▼

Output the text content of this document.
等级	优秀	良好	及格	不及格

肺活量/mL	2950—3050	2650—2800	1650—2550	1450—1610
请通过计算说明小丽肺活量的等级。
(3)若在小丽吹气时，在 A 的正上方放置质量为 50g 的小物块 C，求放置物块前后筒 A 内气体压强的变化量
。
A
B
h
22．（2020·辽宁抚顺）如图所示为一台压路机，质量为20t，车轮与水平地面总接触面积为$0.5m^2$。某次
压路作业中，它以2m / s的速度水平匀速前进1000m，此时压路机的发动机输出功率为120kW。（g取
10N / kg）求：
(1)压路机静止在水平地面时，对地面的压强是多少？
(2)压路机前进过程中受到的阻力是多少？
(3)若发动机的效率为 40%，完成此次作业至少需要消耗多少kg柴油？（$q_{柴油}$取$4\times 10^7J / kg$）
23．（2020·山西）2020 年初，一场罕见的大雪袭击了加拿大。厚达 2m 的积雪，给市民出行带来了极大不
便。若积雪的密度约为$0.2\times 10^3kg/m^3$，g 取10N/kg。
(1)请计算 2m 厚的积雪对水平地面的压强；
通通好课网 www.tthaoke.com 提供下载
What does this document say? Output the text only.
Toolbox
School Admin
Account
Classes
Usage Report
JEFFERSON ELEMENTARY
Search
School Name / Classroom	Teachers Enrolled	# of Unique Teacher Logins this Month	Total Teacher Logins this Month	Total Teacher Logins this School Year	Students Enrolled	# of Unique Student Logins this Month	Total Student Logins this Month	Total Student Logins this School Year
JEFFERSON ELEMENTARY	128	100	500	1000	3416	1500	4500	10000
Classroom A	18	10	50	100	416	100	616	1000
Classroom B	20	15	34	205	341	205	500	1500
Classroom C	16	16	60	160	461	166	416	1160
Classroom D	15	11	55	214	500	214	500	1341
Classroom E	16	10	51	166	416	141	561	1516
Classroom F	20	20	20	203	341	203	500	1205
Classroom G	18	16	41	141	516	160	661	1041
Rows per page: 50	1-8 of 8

▲

THE EXERCISE: Each of the records should be retyped exactly.

EXPECTED OUTPUT:
Output the text content of this document.
等级	优秀	良好	及格	不及格

肺活量/mL	2950—3050	2650—2800	1650—2550	1450—1610
请通过计算说明小丽肺活量的等级。
(3)若在小丽吹气时，在 A 的正上方放置质量为 50g 的小物块 C，求放置物块前后筒 A 内气体压强的变化量
。
A
B
h
22．（2020·辽宁抚顺）如图所示为一台压路机，质量为20t，车轮与水平地面总接触面积为$0.5m^2$。某次
压路作业中，它以2m / s的速度水平匀速前进1000m，此时压路机的发动机输出功率为120kW。（g取
10N / kg）求：
(1)压路机静止在水平地面时，对地面的压强是多少？
(2)压路机前进过程中受到的阻力是多少？
(3)若发动机的效率为 40%，完成此次作业至少需要消耗多少kg柴油？（$q_{柴油}$取$4\times 10^7J / kg$）
23．（2020·山西）2020 年初，一场罕见的大雪袭击了加拿大。厚达 2m 的积雪，给市民出行带来了极大不
便。若积雪的密度约为$0.2\times 10^3kg/m^3$，g 取10N/kg。
(1)请计算 2m 厚的积雪对水平地面的压强；
通通好课网 www.tthaoke.com 提供下载
What does this document say? Output the text only.
Toolbox
School Admin
Account
Classes
Usage Report
JEFFERSON ELEMENTARY
Search
School Name / Classroom	Teachers Enrolled	# of Unique Teacher Logins this Month	Total Teacher Logins this Month	Total Teacher Logins this School Year	Students Enrolled	# of Unique Student Logins this Month	Total Student Logins this Month	Total Student Logins this School Year
JEFFERSON ELEMENTARY	128	100	500	1000	3416	1500	4500	10000
Classroom A	18	10	50	100	416	100	616	1000
Classroom B	20	15	34	205	341	205	500	1500
Classroom C	16	16	60	160	461	166	416	1160
Classroom D	15	11	55	214	500	214	500	1341
Classroom E	16	10	51	166	416	141	561	1516
Classroom F	20	20	20	203	341	203	500	1205
Classroom G	18	16	41	141	516	160	661	1041
Rows per page: 50	1-8 of 8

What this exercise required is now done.